::: Supplied records

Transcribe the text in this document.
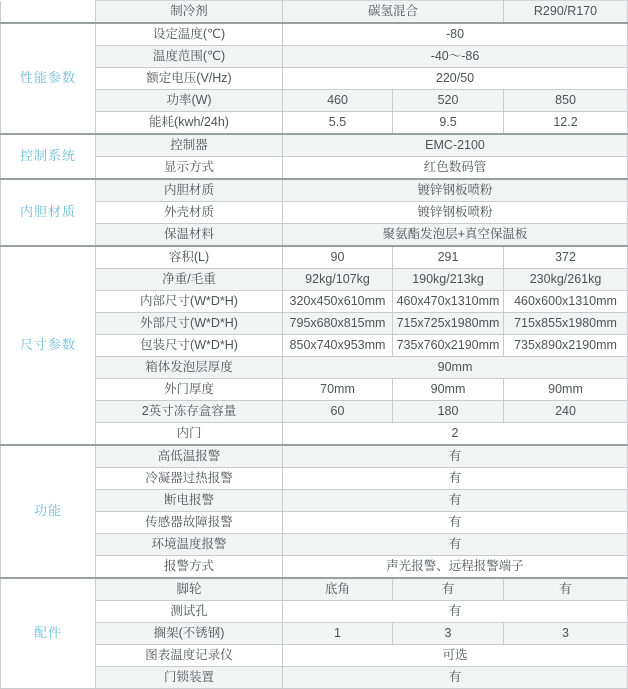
	制冷剂	碳氢混合		R290/R170
性能参数	设定温度(℃)	-80		
	温度范围(℃)	-40～-86		
	额定电压(V/Hz)	220/50		
	功率(W)	460	520	850
	能耗(kwh/24h)	5.5	9.5	12.2
控制系统	控制器	EMC-2100		
	显示方式	红色数码管		
内胆材质	内胆材质	镀锌钢板喷粉		
	外壳材质	镀锌钢板喷粉		
	保温材料	聚氨酯发泡层+真空保温板		
尺寸参数	容积(L)	90	291	372
	净重/毛重	92kg/107kg	190kg/213kg	230kg/261kg
	内部尺寸(W*D*H)	320x450x610mm	460x470x1310mm	460x600x1310mm
	外部尺寸(W*D*H)	795x680x815mm	715x725x1980mm	715x855x1980mm
	包装尺寸(W*D*H)	850x740x953mm	735x760x2190mm	735x890x2190mm
	箱体发泡层厚度	90mm		
	外门厚度	70mm	90mm	90mm
	2英寸冻存盒容量	60	180	240
	内门	2		
功能	高低温报警	有		
	冷凝器过热报警	有		
	断电报警	有		
	传感器故障报警	有		
	环境温度报警	有		
	报警方式	声光报警、远程报警端子		
配件	脚轮	底角	有	有
	测试孔	有		
	搁架(不锈钢)	1	3	3
	图表温度记录仪	可选		
	门锁装置	有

::::::

## [Required work]
Keep the pictures out and write out the records exactly.

## [Solution to the problem]
Transcribe the text in this document.
	制冷剂	碳氢混合		R290/R170
性能参数	设定温度(℃)	-80		
	温度范围(℃)	-40～-86		
	额定电压(V/Hz)	220/50		
	功率(W)	460	520	850
	能耗(kwh/24h)	5.5	9.5	12.2
控制系统	控制器	EMC-2100		
	显示方式	红色数码管		
内胆材质	内胆材质	镀锌钢板喷粉		
	外壳材质	镀锌钢板喷粉		
	保温材料	聚氨酯发泡层+真空保温板		
尺寸参数	容积(L)	90	291	372
	净重/毛重	92kg/107kg	190kg/213kg	230kg/261kg
	内部尺寸(W*D*H)	320x450x610mm	460x470x1310mm	460x600x1310mm
	外部尺寸(W*D*H)	795x680x815mm	715x725x1980mm	715x855x1980mm
	包装尺寸(W*D*H)	850x740x953mm	735x760x2190mm	735x890x2190mm
	箱体发泡层厚度	90mm		
	外门厚度	70mm	90mm	90mm
	2英寸冻存盒容量	60	180	240
	内门	2		
功能	高低温报警	有		
	冷凝器过热报警	有		
	断电报警	有		
	传感器故障报警	有		
	环境温度报警	有		
	报警方式	声光报警、远程报警端子		
配件	脚轮	底角	有	有
	测试孔	有		
	搁架(不锈钢)	1	3	3
	图表温度记录仪	可选		
	门锁装置	有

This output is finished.